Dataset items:
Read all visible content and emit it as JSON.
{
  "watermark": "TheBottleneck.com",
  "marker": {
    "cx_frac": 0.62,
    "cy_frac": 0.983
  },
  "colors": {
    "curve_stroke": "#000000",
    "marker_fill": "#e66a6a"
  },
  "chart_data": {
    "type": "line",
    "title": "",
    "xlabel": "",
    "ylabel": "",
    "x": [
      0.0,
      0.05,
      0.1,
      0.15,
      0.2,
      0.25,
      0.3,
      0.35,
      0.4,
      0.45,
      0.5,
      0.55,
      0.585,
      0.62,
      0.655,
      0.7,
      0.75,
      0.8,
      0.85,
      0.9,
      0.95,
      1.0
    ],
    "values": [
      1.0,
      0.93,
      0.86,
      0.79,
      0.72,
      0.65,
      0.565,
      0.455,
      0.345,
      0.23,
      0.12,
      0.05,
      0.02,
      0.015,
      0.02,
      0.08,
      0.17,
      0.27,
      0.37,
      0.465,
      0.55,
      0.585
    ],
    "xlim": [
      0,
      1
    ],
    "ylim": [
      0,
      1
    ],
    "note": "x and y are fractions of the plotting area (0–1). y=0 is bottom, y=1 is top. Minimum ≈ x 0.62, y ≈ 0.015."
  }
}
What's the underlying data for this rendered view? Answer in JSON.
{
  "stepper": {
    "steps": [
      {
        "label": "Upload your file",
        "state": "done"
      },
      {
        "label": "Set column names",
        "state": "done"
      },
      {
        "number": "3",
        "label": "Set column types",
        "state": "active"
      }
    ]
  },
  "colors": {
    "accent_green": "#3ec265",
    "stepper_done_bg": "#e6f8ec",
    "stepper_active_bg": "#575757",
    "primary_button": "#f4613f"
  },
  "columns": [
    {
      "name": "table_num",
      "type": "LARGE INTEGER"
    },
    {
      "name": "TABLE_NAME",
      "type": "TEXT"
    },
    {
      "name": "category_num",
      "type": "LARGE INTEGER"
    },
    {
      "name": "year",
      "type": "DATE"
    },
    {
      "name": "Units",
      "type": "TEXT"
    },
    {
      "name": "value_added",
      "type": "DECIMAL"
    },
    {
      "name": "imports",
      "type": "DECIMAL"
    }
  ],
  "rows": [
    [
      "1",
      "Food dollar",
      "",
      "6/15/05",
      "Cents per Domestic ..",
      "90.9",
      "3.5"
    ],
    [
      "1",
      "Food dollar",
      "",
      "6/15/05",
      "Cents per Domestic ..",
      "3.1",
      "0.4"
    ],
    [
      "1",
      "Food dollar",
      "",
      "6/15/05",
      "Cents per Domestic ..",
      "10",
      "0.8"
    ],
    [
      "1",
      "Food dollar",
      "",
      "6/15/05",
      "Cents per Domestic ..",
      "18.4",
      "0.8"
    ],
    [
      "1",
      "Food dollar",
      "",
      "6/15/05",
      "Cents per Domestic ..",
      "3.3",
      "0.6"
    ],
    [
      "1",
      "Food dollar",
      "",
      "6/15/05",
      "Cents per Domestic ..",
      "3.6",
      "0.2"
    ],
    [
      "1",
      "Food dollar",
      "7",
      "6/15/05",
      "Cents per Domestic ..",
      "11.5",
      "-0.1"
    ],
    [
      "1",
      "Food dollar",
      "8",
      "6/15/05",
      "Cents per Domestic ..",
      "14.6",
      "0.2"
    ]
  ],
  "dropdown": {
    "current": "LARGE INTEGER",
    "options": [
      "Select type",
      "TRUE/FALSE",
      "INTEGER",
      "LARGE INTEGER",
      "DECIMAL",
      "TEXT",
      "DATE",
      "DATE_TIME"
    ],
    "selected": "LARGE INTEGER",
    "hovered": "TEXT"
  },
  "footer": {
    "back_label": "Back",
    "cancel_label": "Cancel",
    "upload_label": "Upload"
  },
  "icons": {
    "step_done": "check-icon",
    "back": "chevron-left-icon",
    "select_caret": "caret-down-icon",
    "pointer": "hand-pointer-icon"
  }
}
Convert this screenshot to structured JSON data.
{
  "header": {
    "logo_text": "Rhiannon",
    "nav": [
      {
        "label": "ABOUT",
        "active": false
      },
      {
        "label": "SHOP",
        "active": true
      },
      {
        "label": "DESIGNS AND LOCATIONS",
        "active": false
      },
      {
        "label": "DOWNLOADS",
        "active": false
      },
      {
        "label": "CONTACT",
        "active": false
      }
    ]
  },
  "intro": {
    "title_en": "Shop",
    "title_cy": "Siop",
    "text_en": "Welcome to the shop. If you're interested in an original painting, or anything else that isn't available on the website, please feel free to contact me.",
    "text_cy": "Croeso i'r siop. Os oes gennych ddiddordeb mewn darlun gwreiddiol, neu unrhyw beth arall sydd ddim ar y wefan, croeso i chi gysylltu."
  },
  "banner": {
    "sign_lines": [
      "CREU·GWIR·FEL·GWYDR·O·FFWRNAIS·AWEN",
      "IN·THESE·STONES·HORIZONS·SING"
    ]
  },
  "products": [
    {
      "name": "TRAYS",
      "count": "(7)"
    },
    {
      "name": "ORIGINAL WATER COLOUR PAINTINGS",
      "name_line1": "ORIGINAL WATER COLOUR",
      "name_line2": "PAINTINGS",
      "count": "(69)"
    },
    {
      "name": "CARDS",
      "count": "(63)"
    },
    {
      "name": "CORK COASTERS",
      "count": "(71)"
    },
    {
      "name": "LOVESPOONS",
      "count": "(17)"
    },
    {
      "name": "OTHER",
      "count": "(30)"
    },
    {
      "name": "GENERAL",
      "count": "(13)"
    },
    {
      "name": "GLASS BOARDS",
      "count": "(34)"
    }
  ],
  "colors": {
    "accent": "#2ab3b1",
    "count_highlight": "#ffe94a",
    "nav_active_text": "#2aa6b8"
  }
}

> WHAT IS EXPECTED
Write out the data exactly as it stands.

> RIGHT ANSWER
Read all visible content and emit it as JSON.
{
  "watermark": "TheBottleneck.com",
  "marker": {
    "cx_frac": 0.62,
    "cy_frac": 0.983
  },
  "colors": {
    "curve_stroke": "#000000",
    "marker_fill": "#e66a6a"
  },
  "chart_data": {
    "type": "line",
    "title": "",
    "xlabel": "",
    "ylabel": "",
    "x": [
      0.0,
      0.05,
      0.1,
      0.15,
      0.2,
      0.25,
      0.3,
      0.35,
      0.4,
      0.45,
      0.5,
      0.55,
      0.585,
      0.62,
      0.655,
      0.7,
      0.75,
      0.8,
      0.85,
      0.9,
      0.95,
      1.0
    ],
    "values": [
      1.0,
      0.93,
      0.86,
      0.79,
      0.72,
      0.65,
      0.565,
      0.455,
      0.345,
      0.23,
      0.12,
      0.05,
      0.02,
      0.015,
      0.02,
      0.08,
      0.17,
      0.27,
      0.37,
      0.465,
      0.55,
      0.585
    ],
    "xlim": [
      0,
      1
    ],
    "ylim": [
      0,
      1
    ],
    "note": "x and y are fractions of the plotting area (0–1). y=0 is bottom, y=1 is top. Minimum ≈ x 0.62, y ≈ 0.015."
  }
}
What's the underlying data for this rendered view? Answer in JSON.
{
  "stepper": {
    "steps": [
      {
        "label": "Upload your file",
        "state": "done"
      },
      {
        "label": "Set column names",
        "state": "done"
      },
      {
        "number": "3",
        "label": "Set column types",
        "state": "active"
      }
    ]
  },
  "colors": {
    "accent_green": "#3ec265",
    "stepper_done_bg": "#e6f8ec",
    "stepper_active_bg": "#575757",
    "primary_button": "#f4613f"
  },
  "columns": [
    {
      "name": "table_num",
      "type": "LARGE INTEGER"
    },
    {
      "name": "TABLE_NAME",
      "type": "TEXT"
    },
    {
      "name": "category_num",
      "type": "LARGE INTEGER"
    },
    {
      "name": "year",
      "type": "DATE"
    },
    {
      "name": "Units",
      "type": "TEXT"
    },
    {
      "name": "value_added",
      "type": "DECIMAL"
    },
    {
      "name": "imports",
      "type": "DECIMAL"
    }
  ],
  "rows": [
    [
      "1",
      "Food dollar",
      "",
      "6/15/05",
      "Cents per Domestic ..",
      "90.9",
      "3.5"
    ],
    [
      "1",
      "Food dollar",
      "",
      "6/15/05",
      "Cents per Domestic ..",
      "3.1",
      "0.4"
    ],
    [
      "1",
      "Food dollar",
      "",
      "6/15/05",
      "Cents per Domestic ..",
      "10",
      "0.8"
    ],
    [
      "1",
      "Food dollar",
      "",
      "6/15/05",
      "Cents per Domestic ..",
      "18.4",
      "0.8"
    ],
    [
      "1",
      "Food dollar",
      "",
      "6/15/05",
      "Cents per Domestic ..",
      "3.3",
      "0.6"
    ],
    [
      "1",
      "Food dollar",
      "",
      "6/15/05",
      "Cents per Domestic ..",
      "3.6",
      "0.2"
    ],
    [
      "1",
      "Food dollar",
      "7",
      "6/15/05",
      "Cents per Domestic ..",
      "11.5",
      "-0.1"
    ],
    [
      "1",
      "Food dollar",
      "8",
      "6/15/05",
      "Cents per Domestic ..",
      "14.6",
      "0.2"
    ]
  ],
  "dropdown": {
    "current": "LARGE INTEGER",
    "options": [
      "Select type",
      "TRUE/FALSE",
      "INTEGER",
      "LARGE INTEGER",
      "DECIMAL",
      "TEXT",
      "DATE",
      "DATE_TIME"
    ],
    "selected": "LARGE INTEGER",
    "hovered": "TEXT"
  },
  "footer": {
    "back_label": "Back",
    "cancel_label": "Cancel",
    "upload_label": "Upload"
  },
  "icons": {
    "step_done": "check-icon",
    "back": "chevron-left-icon",
    "select_caret": "caret-down-icon",
    "pointer": "hand-pointer-icon"
  }
}
Convert this screenshot to structured JSON data.
{
  "header": {
    "logo_text": "Rhiannon",
    "nav": [
      {
        "label": "ABOUT",
        "active": false
      },
      {
        "label": "SHOP",
        "active": true
      },
      {
        "label": "DESIGNS AND LOCATIONS",
        "active": false
      },
      {
        "label": "DOWNLOADS",
        "active": false
      },
      {
        "label": "CONTACT",
        "active": false
      }
    ]
  },
  "intro": {
    "title_en": "Shop",
    "title_cy": "Siop",
    "text_en": "Welcome to the shop. If you're interested in an original painting, or anything else that isn't available on the website, please feel free to contact me.",
    "text_cy": "Croeso i'r siop. Os oes gennych ddiddordeb mewn darlun gwreiddiol, neu unrhyw beth arall sydd ddim ar y wefan, croeso i chi gysylltu."
  },
  "banner": {
    "sign_lines": [
      "CREU·GWIR·FEL·GWYDR·O·FFWRNAIS·AWEN",
      "IN·THESE·STONES·HORIZONS·SING"
    ]
  },
  "products": [
    {
      "name": "TRAYS",
      "count": "(7)"
    },
    {
      "name": "ORIGINAL WATER COLOUR PAINTINGS",
      "name_line1": "ORIGINAL WATER COLOUR",
      "name_line2": "PAINTINGS",
      "count": "(69)"
    },
    {
      "name": "CARDS",
      "count": "(63)"
    },
    {
      "name": "CORK COASTERS",
      "count": "(71)"
    },
    {
      "name": "LOVESPOONS",
      "count": "(17)"
    },
    {
      "name": "OTHER",
      "count": "(30)"
    },
    {
      "name": "GENERAL",
      "count": "(13)"
    },
    {
      "name": "GLASS BOARDS",
      "count": "(34)"
    }
  ],
  "colors": {
    "accent": "#2ab3b1",
    "count_highlight": "#ffe94a",
    "nav_active_text": "#2aa6b8"
  }
}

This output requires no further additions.